• SUPPLIED MATERIAL:
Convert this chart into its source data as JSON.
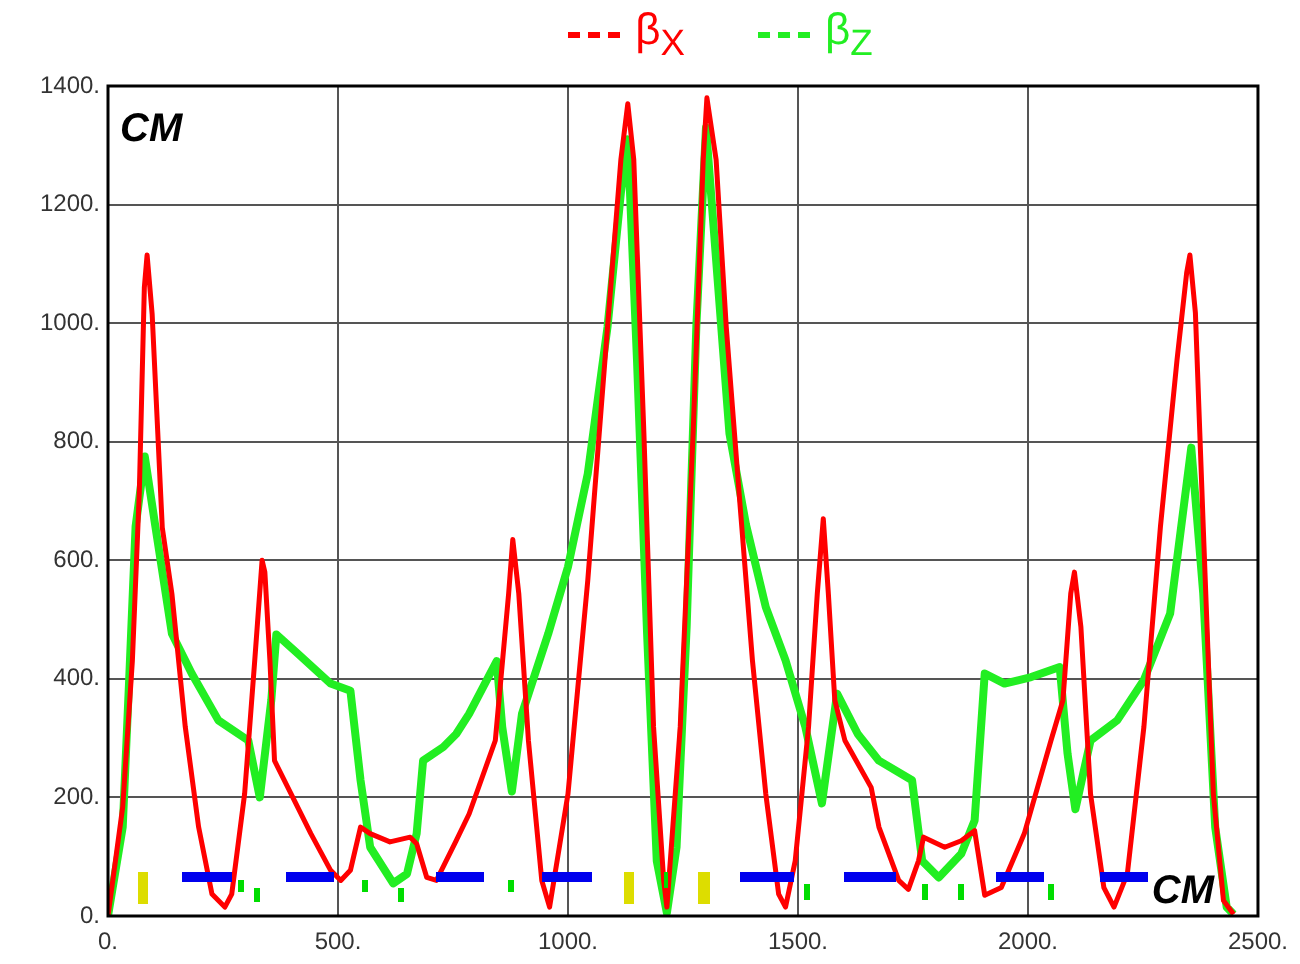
{
  "chart_data": {
    "type": "line",
    "xlim": [
      0,
      2500
    ],
    "ylim": [
      0,
      1400
    ],
    "xticks": [
      {
        "value": 0,
        "label": "0."
      },
      {
        "value": 500,
        "label": "500."
      },
      {
        "value": 1000,
        "label": "1000."
      },
      {
        "value": 1500,
        "label": "1500."
      },
      {
        "value": 2000,
        "label": "2000."
      },
      {
        "value": 2500,
        "label": "2500."
      }
    ],
    "yticks": [
      {
        "value": 0,
        "label": "0."
      },
      {
        "value": 200,
        "label": "200."
      },
      {
        "value": 400,
        "label": "400."
      },
      {
        "value": 600,
        "label": "600."
      },
      {
        "value": 800,
        "label": "800."
      },
      {
        "value": 1000,
        "label": "1000."
      },
      {
        "value": 1200,
        "label": "1200."
      },
      {
        "value": 1400,
        "label": "1400."
      }
    ],
    "grid": true,
    "legend": "top",
    "marker": "none",
    "line_style": "solid",
    "annotations": [
      "CM",
      "CM"
    ],
    "series": [
      {
        "name": "β$_{X}$",
        "color": "#ff0000",
        "x": [
          0,
          32,
          53,
          68,
          79,
          85,
          96,
          118,
          139,
          168,
          197,
          226,
          254,
          269,
          297,
          319,
          335,
          341,
          352,
          362,
          398,
          441,
          484,
          506,
          527,
          549,
          570,
          613,
          657,
          671,
          693,
          714,
          757,
          785,
          842,
          871,
          880,
          893,
          914,
          943,
          960,
          1000,
          1043,
          1086,
          1115,
          1130,
          1143,
          1165,
          1186,
          1208,
          1215,
          1244,
          1272,
          1294,
          1302,
          1322,
          1344,
          1372,
          1401,
          1430,
          1458,
          1473,
          1494,
          1523,
          1542,
          1555,
          1566,
          1580,
          1602,
          1659,
          1676,
          1719,
          1740,
          1762,
          1773,
          1819,
          1855,
          1884,
          1906,
          1942,
          1992,
          2050,
          2076,
          2093,
          2101,
          2115,
          2136,
          2165,
          2187,
          2216,
          2252,
          2288,
          2324,
          2345,
          2352,
          2364,
          2381,
          2403,
          2425,
          2447
        ],
        "values": [
          0,
          184,
          431,
          713,
          1060,
          1115,
          1015,
          655,
          543,
          319,
          150,
          37,
          15,
          37,
          206,
          431,
          600,
          580,
          431,
          262,
          206,
          139,
          77,
          60,
          77,
          150,
          139,
          125,
          133,
          122,
          65,
          60,
          127,
          172,
          296,
          544,
          635,
          544,
          296,
          60,
          15,
          206,
          566,
          994,
          1276,
          1370,
          1276,
          814,
          319,
          60,
          15,
          319,
          814,
          1276,
          1380,
          1276,
          994,
          713,
          431,
          206,
          37,
          15,
          93,
          319,
          544,
          670,
          544,
          364,
          296,
          217,
          150,
          60,
          45,
          93,
          133,
          116,
          127,
          144,
          35,
          48,
          139,
          296,
          364,
          544,
          580,
          488,
          206,
          48,
          15,
          71,
          319,
          657,
          938,
          1085,
          1115,
          1017,
          657,
          206,
          26,
          3
        ]
      },
      {
        "name": "β$_{Z}$",
        "color": "#22ee22",
        "x": [
          0,
          32,
          46,
          60,
          80,
          103,
          139,
          182,
          240,
          305,
          330,
          355,
          366,
          412,
          484,
          527,
          549,
          570,
          620,
          650,
          671,
          685,
          729,
          757,
          785,
          845,
          857,
          878,
          900,
          957,
          1000,
          1043,
          1086,
          1115,
          1130,
          1150,
          1172,
          1193,
          1215,
          1236,
          1258,
          1279,
          1300,
          1322,
          1351,
          1387,
          1430,
          1473,
          1516,
          1552,
          1585,
          1630,
          1676,
          1748,
          1770,
          1806,
          1855,
          1884,
          1906,
          1949,
          2007,
          2069,
          2086,
          2103,
          2136,
          2194,
          2252,
          2309,
          2355,
          2381,
          2407,
          2432,
          2447
        ],
        "values": [
          0,
          150,
          398,
          657,
          775,
          657,
          476,
          409,
          330,
          296,
          200,
          364,
          475,
          443,
          392,
          380,
          229,
          116,
          55,
          71,
          139,
          262,
          285,
          307,
          341,
          430,
          319,
          210,
          341,
          476,
          589,
          746,
          994,
          1220,
          1310,
          938,
          476,
          93,
          5,
          116,
          488,
          994,
          1330,
          1107,
          814,
          660,
          521,
          431,
          319,
          190,
          375,
          307,
          262,
          229,
          93,
          65,
          105,
          161,
          409,
          392,
          403,
          420,
          274,
          180,
          296,
          330,
          398,
          510,
          790,
          544,
          150,
          15,
          3
        ]
      }
    ]
  }
}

• TASK BRIEF: The pictures in the entries should be left out; output everything else exactly.

• EXERCISE SOLUTION:
Convert this chart into its source data as JSON.
{
  "chart_data": {
    "type": "line",
    "xlim": [
      0,
      2500
    ],
    "ylim": [
      0,
      1400
    ],
    "xticks": [
      {
        "value": 0,
        "label": "0."
      },
      {
        "value": 500,
        "label": "500."
      },
      {
        "value": 1000,
        "label": "1000."
      },
      {
        "value": 1500,
        "label": "1500."
      },
      {
        "value": 2000,
        "label": "2000."
      },
      {
        "value": 2500,
        "label": "2500."
      }
    ],
    "yticks": [
      {
        "value": 0,
        "label": "0."
      },
      {
        "value": 200,
        "label": "200."
      },
      {
        "value": 400,
        "label": "400."
      },
      {
        "value": 600,
        "label": "600."
      },
      {
        "value": 800,
        "label": "800."
      },
      {
        "value": 1000,
        "label": "1000."
      },
      {
        "value": 1200,
        "label": "1200."
      },
      {
        "value": 1400,
        "label": "1400."
      }
    ],
    "grid": true,
    "legend": "top",
    "marker": "none",
    "line_style": "solid",
    "annotations": [
      "CM",
      "CM"
    ],
    "series": [
      {
        "name": "β$_{X}$",
        "color": "#ff0000",
        "x": [
          0,
          32,
          53,
          68,
          79,
          85,
          96,
          118,
          139,
          168,
          197,
          226,
          254,
          269,
          297,
          319,
          335,
          341,
          352,
          362,
          398,
          441,
          484,
          506,
          527,
          549,
          570,
          613,
          657,
          671,
          693,
          714,
          757,
          785,
          842,
          871,
          880,
          893,
          914,
          943,
          960,
          1000,
          1043,
          1086,
          1115,
          1130,
          1143,
          1165,
          1186,
          1208,
          1215,
          1244,
          1272,
          1294,
          1302,
          1322,
          1344,
          1372,
          1401,
          1430,
          1458,
          1473,
          1494,
          1523,
          1542,
          1555,
          1566,
          1580,
          1602,
          1659,
          1676,
          1719,
          1740,
          1762,
          1773,
          1819,
          1855,
          1884,
          1906,
          1942,
          1992,
          2050,
          2076,
          2093,
          2101,
          2115,
          2136,
          2165,
          2187,
          2216,
          2252,
          2288,
          2324,
          2345,
          2352,
          2364,
          2381,
          2403,
          2425,
          2447
        ],
        "values": [
          0,
          184,
          431,
          713,
          1060,
          1115,
          1015,
          655,
          543,
          319,
          150,
          37,
          15,
          37,
          206,
          431,
          600,
          580,
          431,
          262,
          206,
          139,
          77,
          60,
          77,
          150,
          139,
          125,
          133,
          122,
          65,
          60,
          127,
          172,
          296,
          544,
          635,
          544,
          296,
          60,
          15,
          206,
          566,
          994,
          1276,
          1370,
          1276,
          814,
          319,
          60,
          15,
          319,
          814,
          1276,
          1380,
          1276,
          994,
          713,
          431,
          206,
          37,
          15,
          93,
          319,
          544,
          670,
          544,
          364,
          296,
          217,
          150,
          60,
          45,
          93,
          133,
          116,
          127,
          144,
          35,
          48,
          139,
          296,
          364,
          544,
          580,
          488,
          206,
          48,
          15,
          71,
          319,
          657,
          938,
          1085,
          1115,
          1017,
          657,
          206,
          26,
          3
        ]
      },
      {
        "name": "β$_{Z}$",
        "color": "#22ee22",
        "x": [
          0,
          32,
          46,
          60,
          80,
          103,
          139,
          182,
          240,
          305,
          330,
          355,
          366,
          412,
          484,
          527,
          549,
          570,
          620,
          650,
          671,
          685,
          729,
          757,
          785,
          845,
          857,
          878,
          900,
          957,
          1000,
          1043,
          1086,
          1115,
          1130,
          1150,
          1172,
          1193,
          1215,
          1236,
          1258,
          1279,
          1300,
          1322,
          1351,
          1387,
          1430,
          1473,
          1516,
          1552,
          1585,
          1630,
          1676,
          1748,
          1770,
          1806,
          1855,
          1884,
          1906,
          1949,
          2007,
          2069,
          2086,
          2103,
          2136,
          2194,
          2252,
          2309,
          2355,
          2381,
          2407,
          2432,
          2447
        ],
        "values": [
          0,
          150,
          398,
          657,
          775,
          657,
          476,
          409,
          330,
          296,
          200,
          364,
          475,
          443,
          392,
          380,
          229,
          116,
          55,
          71,
          139,
          262,
          285,
          307,
          341,
          430,
          319,
          210,
          341,
          476,
          589,
          746,
          994,
          1220,
          1310,
          938,
          476,
          93,
          5,
          116,
          488,
          994,
          1330,
          1107,
          814,
          660,
          521,
          431,
          319,
          190,
          375,
          307,
          262,
          229,
          93,
          65,
          105,
          161,
          409,
          392,
          403,
          420,
          274,
          180,
          296,
          330,
          398,
          510,
          790,
          544,
          150,
          15,
          3
        ]
      }
    ]
  }
}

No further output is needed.